Dataset entries

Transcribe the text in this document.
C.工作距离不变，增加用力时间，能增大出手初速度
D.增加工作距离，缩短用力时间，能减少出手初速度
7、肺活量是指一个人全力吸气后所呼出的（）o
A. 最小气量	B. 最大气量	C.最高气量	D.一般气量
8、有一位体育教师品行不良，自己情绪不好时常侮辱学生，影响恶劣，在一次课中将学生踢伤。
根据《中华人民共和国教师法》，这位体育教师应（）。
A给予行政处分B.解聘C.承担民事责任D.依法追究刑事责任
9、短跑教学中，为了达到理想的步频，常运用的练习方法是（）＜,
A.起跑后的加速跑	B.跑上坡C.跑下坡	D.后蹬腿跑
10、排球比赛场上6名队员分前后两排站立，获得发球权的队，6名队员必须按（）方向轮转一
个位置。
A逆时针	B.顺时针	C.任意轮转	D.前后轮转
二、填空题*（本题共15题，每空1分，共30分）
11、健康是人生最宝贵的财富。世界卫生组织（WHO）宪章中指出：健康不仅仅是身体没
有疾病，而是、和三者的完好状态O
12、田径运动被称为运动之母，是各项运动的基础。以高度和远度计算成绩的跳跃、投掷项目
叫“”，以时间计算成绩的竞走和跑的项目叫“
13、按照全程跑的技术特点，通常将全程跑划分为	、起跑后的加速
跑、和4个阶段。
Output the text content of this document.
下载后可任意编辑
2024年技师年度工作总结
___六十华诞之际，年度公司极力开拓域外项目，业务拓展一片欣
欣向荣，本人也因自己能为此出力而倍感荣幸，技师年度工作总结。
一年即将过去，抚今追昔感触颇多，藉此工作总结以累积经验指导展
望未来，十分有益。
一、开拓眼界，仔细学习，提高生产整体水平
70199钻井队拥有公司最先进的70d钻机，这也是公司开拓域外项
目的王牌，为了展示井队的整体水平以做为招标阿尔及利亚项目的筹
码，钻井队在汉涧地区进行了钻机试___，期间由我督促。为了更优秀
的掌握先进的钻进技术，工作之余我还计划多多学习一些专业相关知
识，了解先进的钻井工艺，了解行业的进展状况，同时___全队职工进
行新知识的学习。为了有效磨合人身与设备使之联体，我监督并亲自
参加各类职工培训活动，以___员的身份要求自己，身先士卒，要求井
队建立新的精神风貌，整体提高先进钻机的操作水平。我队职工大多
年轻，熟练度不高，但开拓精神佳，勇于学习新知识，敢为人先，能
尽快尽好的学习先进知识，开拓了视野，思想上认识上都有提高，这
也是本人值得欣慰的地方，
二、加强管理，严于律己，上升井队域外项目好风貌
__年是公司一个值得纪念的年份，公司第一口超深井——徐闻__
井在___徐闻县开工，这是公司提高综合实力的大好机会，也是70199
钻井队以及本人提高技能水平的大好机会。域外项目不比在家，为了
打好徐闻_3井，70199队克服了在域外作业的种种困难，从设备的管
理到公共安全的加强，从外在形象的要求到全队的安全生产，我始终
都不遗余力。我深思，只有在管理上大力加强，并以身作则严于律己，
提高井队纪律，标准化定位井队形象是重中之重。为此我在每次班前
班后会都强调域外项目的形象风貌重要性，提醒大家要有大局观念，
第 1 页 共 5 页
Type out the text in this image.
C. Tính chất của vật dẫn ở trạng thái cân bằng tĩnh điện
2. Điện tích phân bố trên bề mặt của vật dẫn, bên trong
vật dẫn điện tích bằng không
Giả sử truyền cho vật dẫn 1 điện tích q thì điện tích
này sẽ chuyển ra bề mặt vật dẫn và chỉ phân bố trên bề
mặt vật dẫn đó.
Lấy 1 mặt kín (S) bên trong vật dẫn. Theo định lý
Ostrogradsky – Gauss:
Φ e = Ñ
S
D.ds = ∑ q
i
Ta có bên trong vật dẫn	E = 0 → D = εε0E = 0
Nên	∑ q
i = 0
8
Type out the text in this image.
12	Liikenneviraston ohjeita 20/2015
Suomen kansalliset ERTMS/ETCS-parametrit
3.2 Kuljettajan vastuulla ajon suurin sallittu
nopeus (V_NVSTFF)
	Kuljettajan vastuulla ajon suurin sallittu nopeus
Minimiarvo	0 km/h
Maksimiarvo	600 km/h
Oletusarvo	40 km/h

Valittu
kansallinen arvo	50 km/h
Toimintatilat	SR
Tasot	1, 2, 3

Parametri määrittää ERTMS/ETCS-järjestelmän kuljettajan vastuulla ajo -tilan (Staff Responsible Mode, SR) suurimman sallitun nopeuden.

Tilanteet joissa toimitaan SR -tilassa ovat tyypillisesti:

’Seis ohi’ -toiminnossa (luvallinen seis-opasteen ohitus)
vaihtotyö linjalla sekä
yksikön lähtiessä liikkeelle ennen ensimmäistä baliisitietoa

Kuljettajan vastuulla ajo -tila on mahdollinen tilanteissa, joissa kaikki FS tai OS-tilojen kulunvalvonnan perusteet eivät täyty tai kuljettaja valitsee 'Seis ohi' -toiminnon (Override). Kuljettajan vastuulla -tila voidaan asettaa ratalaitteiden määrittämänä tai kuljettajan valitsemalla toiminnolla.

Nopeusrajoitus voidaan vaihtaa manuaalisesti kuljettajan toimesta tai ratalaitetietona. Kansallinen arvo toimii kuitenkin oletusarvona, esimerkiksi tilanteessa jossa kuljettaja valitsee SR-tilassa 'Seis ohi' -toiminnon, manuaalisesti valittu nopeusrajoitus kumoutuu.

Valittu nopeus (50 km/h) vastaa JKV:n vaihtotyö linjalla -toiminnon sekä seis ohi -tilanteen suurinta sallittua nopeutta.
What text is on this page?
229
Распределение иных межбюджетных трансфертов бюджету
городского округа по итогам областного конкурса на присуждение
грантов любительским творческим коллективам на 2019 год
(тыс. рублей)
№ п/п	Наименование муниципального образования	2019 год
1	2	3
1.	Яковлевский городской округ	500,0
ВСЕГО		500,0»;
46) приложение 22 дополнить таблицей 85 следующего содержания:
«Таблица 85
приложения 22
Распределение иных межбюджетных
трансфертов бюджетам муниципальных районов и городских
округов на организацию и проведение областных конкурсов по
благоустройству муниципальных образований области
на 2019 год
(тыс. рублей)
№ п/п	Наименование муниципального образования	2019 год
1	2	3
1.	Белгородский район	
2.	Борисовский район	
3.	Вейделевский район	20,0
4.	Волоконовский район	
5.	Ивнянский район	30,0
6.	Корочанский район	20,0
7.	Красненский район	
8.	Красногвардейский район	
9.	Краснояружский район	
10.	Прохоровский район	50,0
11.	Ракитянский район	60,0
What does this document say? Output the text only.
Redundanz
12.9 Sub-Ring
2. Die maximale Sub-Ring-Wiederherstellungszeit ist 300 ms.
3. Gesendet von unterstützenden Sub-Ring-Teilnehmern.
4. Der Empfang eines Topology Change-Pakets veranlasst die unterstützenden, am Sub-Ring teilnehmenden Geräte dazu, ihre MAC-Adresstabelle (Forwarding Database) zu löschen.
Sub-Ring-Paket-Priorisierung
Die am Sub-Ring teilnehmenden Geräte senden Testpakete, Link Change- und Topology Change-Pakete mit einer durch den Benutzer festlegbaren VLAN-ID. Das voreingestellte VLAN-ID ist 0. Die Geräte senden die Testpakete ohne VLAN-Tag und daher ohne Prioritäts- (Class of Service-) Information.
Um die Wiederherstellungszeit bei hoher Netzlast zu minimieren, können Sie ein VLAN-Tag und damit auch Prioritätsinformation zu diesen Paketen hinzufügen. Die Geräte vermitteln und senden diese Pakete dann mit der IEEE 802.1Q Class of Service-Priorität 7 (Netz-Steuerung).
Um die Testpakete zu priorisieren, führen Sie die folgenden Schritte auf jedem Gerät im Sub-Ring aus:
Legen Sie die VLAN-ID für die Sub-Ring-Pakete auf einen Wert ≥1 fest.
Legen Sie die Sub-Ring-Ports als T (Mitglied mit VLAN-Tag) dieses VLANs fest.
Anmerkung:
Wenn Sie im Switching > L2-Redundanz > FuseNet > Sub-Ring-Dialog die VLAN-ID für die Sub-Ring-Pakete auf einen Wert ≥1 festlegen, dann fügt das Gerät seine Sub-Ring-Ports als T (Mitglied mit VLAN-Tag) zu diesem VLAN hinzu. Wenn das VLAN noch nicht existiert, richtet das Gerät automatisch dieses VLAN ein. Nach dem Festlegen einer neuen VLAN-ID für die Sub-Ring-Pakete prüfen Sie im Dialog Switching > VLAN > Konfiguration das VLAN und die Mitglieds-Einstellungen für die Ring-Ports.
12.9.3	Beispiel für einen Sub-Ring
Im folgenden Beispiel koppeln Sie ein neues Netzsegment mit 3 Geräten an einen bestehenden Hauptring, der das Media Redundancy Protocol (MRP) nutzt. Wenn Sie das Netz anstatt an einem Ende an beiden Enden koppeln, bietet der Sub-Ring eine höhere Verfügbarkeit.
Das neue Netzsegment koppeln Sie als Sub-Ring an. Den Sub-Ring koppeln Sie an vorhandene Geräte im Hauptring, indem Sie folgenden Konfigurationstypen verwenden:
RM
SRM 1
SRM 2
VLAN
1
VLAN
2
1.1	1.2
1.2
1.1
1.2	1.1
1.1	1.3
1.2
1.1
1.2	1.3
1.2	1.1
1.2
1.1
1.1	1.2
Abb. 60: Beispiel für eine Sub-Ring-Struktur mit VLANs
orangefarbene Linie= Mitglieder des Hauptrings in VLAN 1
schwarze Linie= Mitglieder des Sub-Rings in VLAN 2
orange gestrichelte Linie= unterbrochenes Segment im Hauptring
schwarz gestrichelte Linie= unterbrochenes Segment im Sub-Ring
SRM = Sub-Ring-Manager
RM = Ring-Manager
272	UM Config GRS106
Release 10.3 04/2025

◆ Aim ◆
Search the lines above for the string "tích", then show every one that has it.

◆ Output for this exercise ◆
2. Điện tích phân bố trên bề mặt của vật dẫn, bên trong
vật dẫn điện tích bằng không
Giả sử truyền cho vật dẫn 1 điện tích q thì điện tích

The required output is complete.